── Task data ──

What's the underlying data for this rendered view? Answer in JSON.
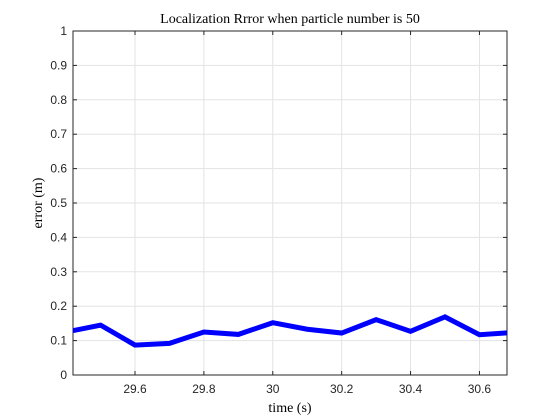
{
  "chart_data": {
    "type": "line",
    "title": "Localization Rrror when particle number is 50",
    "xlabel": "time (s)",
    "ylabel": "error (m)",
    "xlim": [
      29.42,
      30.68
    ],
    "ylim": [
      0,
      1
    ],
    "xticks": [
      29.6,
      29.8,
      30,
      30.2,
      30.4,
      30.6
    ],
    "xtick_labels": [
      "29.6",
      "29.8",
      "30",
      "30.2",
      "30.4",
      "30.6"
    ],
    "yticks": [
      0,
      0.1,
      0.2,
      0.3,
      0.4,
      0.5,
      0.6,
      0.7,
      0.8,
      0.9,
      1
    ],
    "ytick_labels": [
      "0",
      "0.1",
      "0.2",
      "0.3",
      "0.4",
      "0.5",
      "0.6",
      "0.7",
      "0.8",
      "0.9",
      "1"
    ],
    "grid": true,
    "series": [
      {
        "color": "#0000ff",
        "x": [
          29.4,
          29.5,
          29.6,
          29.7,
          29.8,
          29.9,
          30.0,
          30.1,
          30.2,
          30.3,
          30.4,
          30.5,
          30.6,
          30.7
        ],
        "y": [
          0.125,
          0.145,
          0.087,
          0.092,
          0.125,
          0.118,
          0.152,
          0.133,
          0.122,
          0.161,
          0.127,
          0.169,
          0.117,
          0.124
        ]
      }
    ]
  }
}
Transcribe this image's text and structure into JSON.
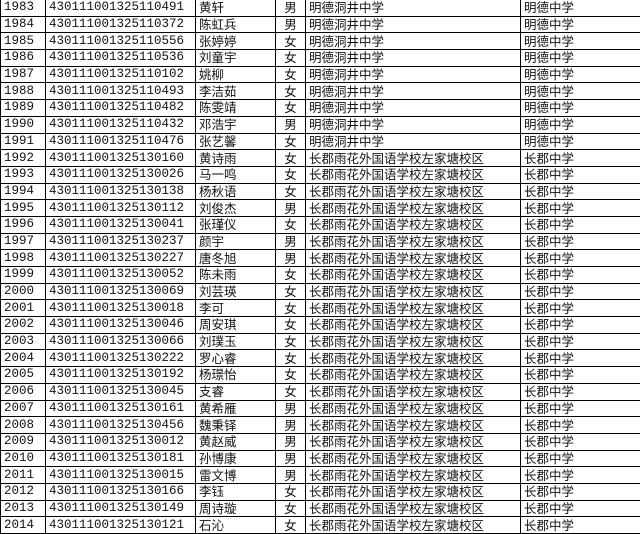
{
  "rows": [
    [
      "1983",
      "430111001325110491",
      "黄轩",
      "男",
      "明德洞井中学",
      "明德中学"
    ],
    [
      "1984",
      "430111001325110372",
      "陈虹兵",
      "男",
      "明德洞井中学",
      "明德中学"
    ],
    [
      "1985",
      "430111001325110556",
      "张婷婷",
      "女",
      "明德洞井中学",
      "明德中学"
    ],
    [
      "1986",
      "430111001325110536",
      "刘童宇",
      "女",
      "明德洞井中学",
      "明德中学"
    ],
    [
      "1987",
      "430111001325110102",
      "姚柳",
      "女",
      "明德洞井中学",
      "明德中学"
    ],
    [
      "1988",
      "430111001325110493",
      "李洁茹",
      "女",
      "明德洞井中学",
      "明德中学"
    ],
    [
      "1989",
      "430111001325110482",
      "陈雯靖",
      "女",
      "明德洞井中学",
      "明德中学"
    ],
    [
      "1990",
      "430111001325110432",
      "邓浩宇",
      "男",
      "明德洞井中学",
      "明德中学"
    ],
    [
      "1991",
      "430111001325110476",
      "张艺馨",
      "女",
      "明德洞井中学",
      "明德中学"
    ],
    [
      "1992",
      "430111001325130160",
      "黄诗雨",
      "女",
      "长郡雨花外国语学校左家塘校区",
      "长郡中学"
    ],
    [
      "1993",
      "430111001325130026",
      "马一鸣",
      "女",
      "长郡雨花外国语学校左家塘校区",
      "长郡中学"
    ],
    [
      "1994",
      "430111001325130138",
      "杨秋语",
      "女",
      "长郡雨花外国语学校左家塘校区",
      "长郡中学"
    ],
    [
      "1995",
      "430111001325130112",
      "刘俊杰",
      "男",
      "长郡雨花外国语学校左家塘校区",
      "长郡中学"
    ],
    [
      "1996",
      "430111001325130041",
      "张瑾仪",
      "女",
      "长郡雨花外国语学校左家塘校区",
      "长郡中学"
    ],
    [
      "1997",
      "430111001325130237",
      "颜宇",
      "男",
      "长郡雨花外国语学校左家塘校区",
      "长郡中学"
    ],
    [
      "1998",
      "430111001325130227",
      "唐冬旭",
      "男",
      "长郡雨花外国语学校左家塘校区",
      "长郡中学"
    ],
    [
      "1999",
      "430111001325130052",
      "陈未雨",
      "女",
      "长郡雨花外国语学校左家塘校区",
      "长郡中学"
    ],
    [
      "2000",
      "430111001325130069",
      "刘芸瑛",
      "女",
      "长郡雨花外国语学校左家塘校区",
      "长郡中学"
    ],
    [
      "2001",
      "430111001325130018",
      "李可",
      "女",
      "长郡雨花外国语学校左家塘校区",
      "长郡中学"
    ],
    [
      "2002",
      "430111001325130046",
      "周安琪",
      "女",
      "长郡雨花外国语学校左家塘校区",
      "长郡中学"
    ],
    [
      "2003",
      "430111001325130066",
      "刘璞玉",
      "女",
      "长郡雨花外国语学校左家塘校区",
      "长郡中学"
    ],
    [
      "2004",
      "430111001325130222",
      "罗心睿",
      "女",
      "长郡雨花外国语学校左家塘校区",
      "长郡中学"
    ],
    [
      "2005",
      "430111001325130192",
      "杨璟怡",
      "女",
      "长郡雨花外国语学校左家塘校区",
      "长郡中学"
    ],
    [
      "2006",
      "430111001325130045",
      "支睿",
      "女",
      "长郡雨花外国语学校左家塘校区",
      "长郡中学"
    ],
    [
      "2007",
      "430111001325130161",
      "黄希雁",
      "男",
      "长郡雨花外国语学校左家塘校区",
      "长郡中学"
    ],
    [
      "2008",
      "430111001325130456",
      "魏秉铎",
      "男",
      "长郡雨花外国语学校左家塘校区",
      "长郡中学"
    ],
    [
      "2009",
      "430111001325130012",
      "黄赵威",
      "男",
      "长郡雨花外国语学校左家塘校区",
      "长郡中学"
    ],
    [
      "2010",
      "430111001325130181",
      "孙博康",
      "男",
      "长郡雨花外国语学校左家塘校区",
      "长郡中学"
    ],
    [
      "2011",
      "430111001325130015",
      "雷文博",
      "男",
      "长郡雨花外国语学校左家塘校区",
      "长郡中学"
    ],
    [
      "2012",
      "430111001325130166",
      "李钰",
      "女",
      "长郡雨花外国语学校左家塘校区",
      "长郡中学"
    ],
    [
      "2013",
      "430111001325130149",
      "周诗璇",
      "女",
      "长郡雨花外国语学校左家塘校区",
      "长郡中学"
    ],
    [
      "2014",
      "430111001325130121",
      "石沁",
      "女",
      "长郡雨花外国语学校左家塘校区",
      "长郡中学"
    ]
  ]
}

───

Write out the listing word for word, omitting the pictures it holds.

• [Reply]:
What's the underlying data for this rendered view? Answer in JSON.
{
  "chart_data": {
    "type": "line",
    "title": "Localization Rrror when particle number is 50",
    "xlabel": "time (s)",
    "ylabel": "error (m)",
    "xlim": [
      29.42,
      30.68
    ],
    "ylim": [
      0,
      1
    ],
    "xticks": [
      29.6,
      29.8,
      30,
      30.2,
      30.4,
      30.6
    ],
    "xtick_labels": [
      "29.6",
      "29.8",
      "30",
      "30.2",
      "30.4",
      "30.6"
    ],
    "yticks": [
      0,
      0.1,
      0.2,
      0.3,
      0.4,
      0.5,
      0.6,
      0.7,
      0.8,
      0.9,
      1
    ],
    "ytick_labels": [
      "0",
      "0.1",
      "0.2",
      "0.3",
      "0.4",
      "0.5",
      "0.6",
      "0.7",
      "0.8",
      "0.9",
      "1"
    ],
    "grid": true,
    "series": [
      {
        "color": "#0000ff",
        "x": [
          29.4,
          29.5,
          29.6,
          29.7,
          29.8,
          29.9,
          30.0,
          30.1,
          30.2,
          30.3,
          30.4,
          30.5,
          30.6,
          30.7
        ],
        "y": [
          0.125,
          0.145,
          0.087,
          0.092,
          0.125,
          0.118,
          0.152,
          0.133,
          0.122,
          0.161,
          0.127,
          0.169,
          0.117,
          0.124
        ]
      }
    ]
  }
}
Transcribe this image's text and structure into JSON.
{
  "rows": [
    [
      "1983",
      "430111001325110491",
      "黄轩",
      "男",
      "明德洞井中学",
      "明德中学"
    ],
    [
      "1984",
      "430111001325110372",
      "陈虹兵",
      "男",
      "明德洞井中学",
      "明德中学"
    ],
    [
      "1985",
      "430111001325110556",
      "张婷婷",
      "女",
      "明德洞井中学",
      "明德中学"
    ],
    [
      "1986",
      "430111001325110536",
      "刘童宇",
      "女",
      "明德洞井中学",
      "明德中学"
    ],
    [
      "1987",
      "430111001325110102",
      "姚柳",
      "女",
      "明德洞井中学",
      "明德中学"
    ],
    [
      "1988",
      "430111001325110493",
      "李洁茹",
      "女",
      "明德洞井中学",
      "明德中学"
    ],
    [
      "1989",
      "430111001325110482",
      "陈雯靖",
      "女",
      "明德洞井中学",
      "明德中学"
    ],
    [
      "1990",
      "430111001325110432",
      "邓浩宇",
      "男",
      "明德洞井中学",
      "明德中学"
    ],
    [
      "1991",
      "430111001325110476",
      "张艺馨",
      "女",
      "明德洞井中学",
      "明德中学"
    ],
    [
      "1992",
      "430111001325130160",
      "黄诗雨",
      "女",
      "长郡雨花外国语学校左家塘校区",
      "长郡中学"
    ],
    [
      "1993",
      "430111001325130026",
      "马一鸣",
      "女",
      "长郡雨花外国语学校左家塘校区",
      "长郡中学"
    ],
    [
      "1994",
      "430111001325130138",
      "杨秋语",
      "女",
      "长郡雨花外国语学校左家塘校区",
      "长郡中学"
    ],
    [
      "1995",
      "430111001325130112",
      "刘俊杰",
      "男",
      "长郡雨花外国语学校左家塘校区",
      "长郡中学"
    ],
    [
      "1996",
      "430111001325130041",
      "张瑾仪",
      "女",
      "长郡雨花外国语学校左家塘校区",
      "长郡中学"
    ],
    [
      "1997",
      "430111001325130237",
      "颜宇",
      "男",
      "长郡雨花外国语学校左家塘校区",
      "长郡中学"
    ],
    [
      "1998",
      "430111001325130227",
      "唐冬旭",
      "男",
      "长郡雨花外国语学校左家塘校区",
      "长郡中学"
    ],
    [
      "1999",
      "430111001325130052",
      "陈未雨",
      "女",
      "长郡雨花外国语学校左家塘校区",
      "长郡中学"
    ],
    [
      "2000",
      "430111001325130069",
      "刘芸瑛",
      "女",
      "长郡雨花外国语学校左家塘校区",
      "长郡中学"
    ],
    [
      "2001",
      "430111001325130018",
      "李可",
      "女",
      "长郡雨花外国语学校左家塘校区",
      "长郡中学"
    ],
    [
      "2002",
      "430111001325130046",
      "周安琪",
      "女",
      "长郡雨花外国语学校左家塘校区",
      "长郡中学"
    ],
    [
      "2003",
      "430111001325130066",
      "刘璞玉",
      "女",
      "长郡雨花外国语学校左家塘校区",
      "长郡中学"
    ],
    [
      "2004",
      "430111001325130222",
      "罗心睿",
      "女",
      "长郡雨花外国语学校左家塘校区",
      "长郡中学"
    ],
    [
      "2005",
      "430111001325130192",
      "杨璟怡",
      "女",
      "长郡雨花外国语学校左家塘校区",
      "长郡中学"
    ],
    [
      "2006",
      "430111001325130045",
      "支睿",
      "女",
      "长郡雨花外国语学校左家塘校区",
      "长郡中学"
    ],
    [
      "2007",
      "430111001325130161",
      "黄希雁",
      "男",
      "长郡雨花外国语学校左家塘校区",
      "长郡中学"
    ],
    [
      "2008",
      "430111001325130456",
      "魏秉铎",
      "男",
      "长郡雨花外国语学校左家塘校区",
      "长郡中学"
    ],
    [
      "2009",
      "430111001325130012",
      "黄赵威",
      "男",
      "长郡雨花外国语学校左家塘校区",
      "长郡中学"
    ],
    [
      "2010",
      "430111001325130181",
      "孙博康",
      "男",
      "长郡雨花外国语学校左家塘校区",
      "长郡中学"
    ],
    [
      "2011",
      "430111001325130015",
      "雷文博",
      "男",
      "长郡雨花外国语学校左家塘校区",
      "长郡中学"
    ],
    [
      "2012",
      "430111001325130166",
      "李钰",
      "女",
      "长郡雨花外国语学校左家塘校区",
      "长郡中学"
    ],
    [
      "2013",
      "430111001325130149",
      "周诗璇",
      "女",
      "长郡雨花外国语学校左家塘校区",
      "长郡中学"
    ],
    [
      "2014",
      "430111001325130121",
      "石沁",
      "女",
      "长郡雨花外国语学校左家塘校区",
      "长郡中学"
    ]
  ]
}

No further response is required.